■ **Demande écrite a**
Disposez en tableau Markdown, avec les colonnes « N° » et « Ligne », les lignes des enregistrements situées entre celle qui contient "- file-explorer-icon[interactable]: [648, 696, 665, 713]" et celle qui contient "- edge-icon[interactable]: [677, 696, 694, 713]", ces deux lignes comprises. Laissez de côté les lignes vides.

■ **Texte à lire**

La petite grippe qui me tient cloîtré, crachotant et suant, me permet aussi de me replonger dans un vieux beau livre lu il y a cent ans : le Journal de l'abbé Mugnier. Etonnant bonhomme! L'abbé Arthur Mugnier  (1853-1944), prêtre du diocèse de Paris, fut vicaire dans diverses paroisses de la capitale française - dont Saint-Thomas-d'Aquin, où je fus moi-même "vicaire" pendant mon séjour parisien, entre 1984 et 1986, et je revois encore, dans la sacristie, la plaque de cuivre rappelant que là s'étaient rencontrés pour la première fois l'abbé Mugnier et l'écrivain Joris-Karl Huysmans. Il fut ensuite aumônier d'un couvent de religieuses, jusqu'à sa mort. Surtout, il fut, par les hasards de l'existence, projeté dans la vie intellectuelle et aristocratique du Paris de la fin du XIXème siècle et du début du XXème. Sans jamais être un "prêtre mondain", mais simplement parce qu'on l'avait adopté dans une série de milieux où d'autres ecclésiastiques n'auraient guère été admis, il rencontra  un grand nombre d'écrivains : Anna de Noailles, Marthe Bibesco, Jean Cocteau, Colette, Paul Claudel, François Mauriac,  entre des dizaines d'autres, et bien sûr ma chère Marie Noël pour laquelle il fut une providence. Il était lié d'amitié à Marcel Proust, et vint bénir son corps le lendemain de son décès.

■ **Demande écrite b**
Reprenez le texte sur l'abbé Mugnier là où il s'arrête et poursuivez-le.

■ **Données fournies**
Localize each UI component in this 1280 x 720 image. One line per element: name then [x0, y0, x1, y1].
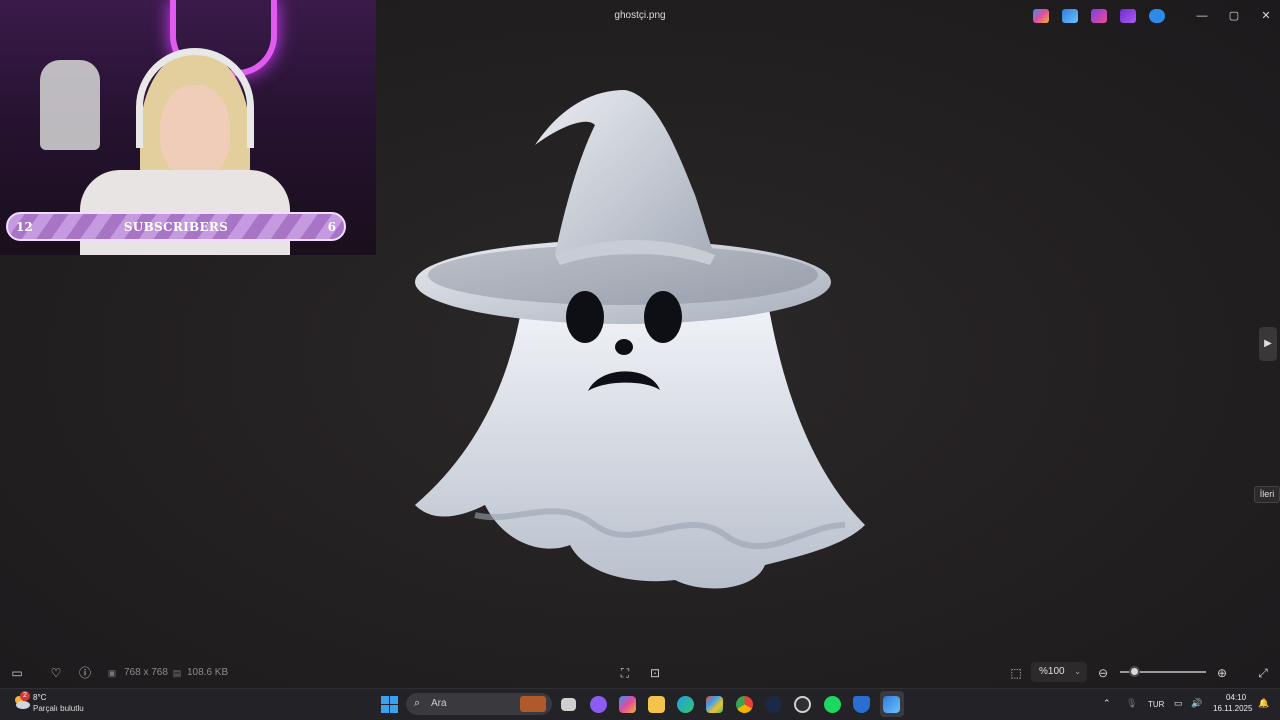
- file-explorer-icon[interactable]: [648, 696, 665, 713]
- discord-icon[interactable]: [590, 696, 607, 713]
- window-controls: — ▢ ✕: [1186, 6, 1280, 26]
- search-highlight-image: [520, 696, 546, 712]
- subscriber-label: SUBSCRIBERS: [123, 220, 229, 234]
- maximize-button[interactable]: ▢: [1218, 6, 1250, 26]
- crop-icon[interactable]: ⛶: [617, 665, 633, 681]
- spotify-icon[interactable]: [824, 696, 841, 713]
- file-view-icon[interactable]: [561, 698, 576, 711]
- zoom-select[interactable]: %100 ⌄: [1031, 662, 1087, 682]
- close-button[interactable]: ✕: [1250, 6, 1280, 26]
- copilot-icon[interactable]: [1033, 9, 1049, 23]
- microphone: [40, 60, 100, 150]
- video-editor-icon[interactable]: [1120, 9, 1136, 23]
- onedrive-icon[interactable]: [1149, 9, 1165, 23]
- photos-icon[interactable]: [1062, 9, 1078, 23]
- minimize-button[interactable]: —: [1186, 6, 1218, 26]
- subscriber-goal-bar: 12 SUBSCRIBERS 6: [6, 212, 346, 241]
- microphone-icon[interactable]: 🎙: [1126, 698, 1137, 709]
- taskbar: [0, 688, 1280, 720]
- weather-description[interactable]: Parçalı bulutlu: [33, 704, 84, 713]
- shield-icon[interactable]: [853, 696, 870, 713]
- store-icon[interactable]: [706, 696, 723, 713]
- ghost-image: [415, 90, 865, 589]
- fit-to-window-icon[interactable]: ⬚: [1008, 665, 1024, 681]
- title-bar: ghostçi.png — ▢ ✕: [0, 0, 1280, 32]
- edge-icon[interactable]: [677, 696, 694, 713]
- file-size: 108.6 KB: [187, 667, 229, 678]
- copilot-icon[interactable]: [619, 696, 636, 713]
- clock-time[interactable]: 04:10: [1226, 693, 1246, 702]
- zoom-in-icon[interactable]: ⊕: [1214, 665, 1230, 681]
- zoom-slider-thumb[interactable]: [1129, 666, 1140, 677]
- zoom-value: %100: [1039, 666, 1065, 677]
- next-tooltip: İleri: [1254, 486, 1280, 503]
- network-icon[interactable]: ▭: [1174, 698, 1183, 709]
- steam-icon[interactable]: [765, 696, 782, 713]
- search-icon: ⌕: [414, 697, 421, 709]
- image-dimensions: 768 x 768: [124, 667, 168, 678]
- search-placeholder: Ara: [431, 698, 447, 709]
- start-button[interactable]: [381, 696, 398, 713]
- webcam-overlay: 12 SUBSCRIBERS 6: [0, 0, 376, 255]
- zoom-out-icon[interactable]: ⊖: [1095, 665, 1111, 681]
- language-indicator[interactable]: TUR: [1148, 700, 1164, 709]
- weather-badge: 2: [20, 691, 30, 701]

■ **Réponse a**
| N° | Ligne |
|---|---|
| 1 | - file-explorer-icon[interactable]: [648, 696, 665, 713] |
| 2 | - discord-icon[interactable]: [590, 696, 607, 713] |
| 3 | - window-controls: — ▢ ✕: [1186, 6, 1280, 26] |
| 4 | - search-highlight-image: [520, 696, 546, 712] |
| 5 | - subscriber-label: SUBSCRIBERS: [123, 220, 229, 234] |
| 6 | - maximize-button[interactable]: ▢: [1218, 6, 1250, 26] |
| 7 | - crop-icon[interactable]: ⛶: [617, 665, 633, 681] |
| 8 | - spotify-icon[interactable]: [824, 696, 841, 713] |
| 9 | - file-view-icon[interactable]: [561, 698, 576, 711] |
| 10 | - zoom-select[interactable]: %100 ⌄: [1031, 662, 1087, 682] |
| 11 | - close-button[interactable]: ✕: [1250, 6, 1280, 26] |
| 12 | - copilot-icon[interactable]: [1033, 9, 1049, 23] |
| 13 | - microphone: [40, 60, 100, 150] |
| 14 | - video-editor-icon[interactable]: [1120, 9, 1136, 23] |
| 15 | - onedrive-icon[interactable]: [1149, 9, 1165, 23] |
| 16 | - photos-icon[interactable]: [1062, 9, 1078, 23] |
| 17 | - minimize-button[interactable]: —: [1186, 6, 1218, 26] |
| 18 | - subscriber-goal-bar: 12 SUBSCRIBERS 6: [6, 212, 346, 241] |
| 19 | - microphone-icon[interactable]: 🎙: [1126, 698, 1137, 709] |
| 20 | - taskbar: [0, 688, 1280, 720] |
| 21 | - weather-description[interactable]: Parçalı bulutlu: [33, 704, 84, 713] |
| 22 | - shield-icon[interactable]: [853, 696, 870, 713] |
| 23 | - store-icon[interactable]: [706, 696, 723, 713] |
| 24 | - ghost-image: [415, 90, 865, 589] |
| 25 | - fit-to-window-icon[interactable]: ⬚: [1008, 665, 1024, 681] |
| 26 | - title-bar: ghostçi.png — ▢ ✕: [0, 0, 1280, 32] |
| 27 | - edge-icon[interactable]: [677, 696, 694, 713] |

■ **Réponse b**
Son Journal, donc, me ravit : tenu entre 1879 et 1944, il rapporte avec beaucoup de précision et de fraîcheur les dîners et conversations de cet homme avec l'intelligentsia parisienne de l'époque. Le tout est en même temps d'une vivacité d'esprit extraordinaire et d'une bonté remarquable. Il passe tout, à tout le monde - sauf à ses supérieurs ecclésiastiques, qu'il trouve pour la plupart stupides, bornés et complètement fermés à la vie intellectuelle. Homme de paix, il s'indigne de voir les évêques  bénir, de chaque côté - catholique - le conflit de 14-18, et, pour des raisons bassement nationales, refuser d'écouter les appels à la paix du pauvre pape Benoît XV. "Comment, dit-il, peut-on se dire chrétien quand le principal souci consiste à massacrer le plus d'ennemis possible?" - il voit là, et à juste titre, une attitude parfaitement anti-évangélique. La guerre ne devrait servir, en dernier recours, qu'à se défendre contre une injuste agression - c'est ce qui lui semble plus légitime dans le conflit de 39, dont il ne verra pas la fin,  que dans ceux de 14-18 ou de 1870 : il a connu les trois!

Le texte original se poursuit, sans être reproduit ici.